Items from a figure collection
[start]
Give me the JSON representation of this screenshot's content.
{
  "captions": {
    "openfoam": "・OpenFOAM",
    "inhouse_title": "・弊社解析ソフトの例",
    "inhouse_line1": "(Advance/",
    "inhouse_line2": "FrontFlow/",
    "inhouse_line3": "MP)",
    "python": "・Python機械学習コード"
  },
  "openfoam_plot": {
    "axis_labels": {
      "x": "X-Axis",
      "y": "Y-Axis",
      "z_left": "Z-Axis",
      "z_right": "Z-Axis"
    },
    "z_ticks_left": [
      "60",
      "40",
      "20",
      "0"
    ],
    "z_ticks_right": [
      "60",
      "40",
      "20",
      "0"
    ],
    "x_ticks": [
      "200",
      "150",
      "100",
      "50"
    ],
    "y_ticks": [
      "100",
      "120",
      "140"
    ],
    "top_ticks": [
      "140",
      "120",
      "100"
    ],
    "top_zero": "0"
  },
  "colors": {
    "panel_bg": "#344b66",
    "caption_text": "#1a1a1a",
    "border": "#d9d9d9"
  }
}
[end]
AIM
Every line of the data above should be copied exactly.

WRITTEN ANSWER
Give me the JSON representation of this screenshot's content.
{
  "captions": {
    "openfoam": "・OpenFOAM",
    "inhouse_title": "・弊社解析ソフトの例",
    "inhouse_line1": "(Advance/",
    "inhouse_line2": "FrontFlow/",
    "inhouse_line3": "MP)",
    "python": "・Python機械学習コード"
  },
  "openfoam_plot": {
    "axis_labels": {
      "x": "X-Axis",
      "y": "Y-Axis",
      "z_left": "Z-Axis",
      "z_right": "Z-Axis"
    },
    "z_ticks_left": [
      "60",
      "40",
      "20",
      "0"
    ],
    "z_ticks_right": [
      "60",
      "40",
      "20",
      "0"
    ],
    "x_ticks": [
      "200",
      "150",
      "100",
      "50"
    ],
    "y_ticks": [
      "100",
      "120",
      "140"
    ],
    "top_ticks": [
      "140",
      "120",
      "100"
    ],
    "top_zero": "0"
  },
  "colors": {
    "panel_bg": "#344b66",
    "caption_text": "#1a1a1a",
    "border": "#d9d9d9"
  }
}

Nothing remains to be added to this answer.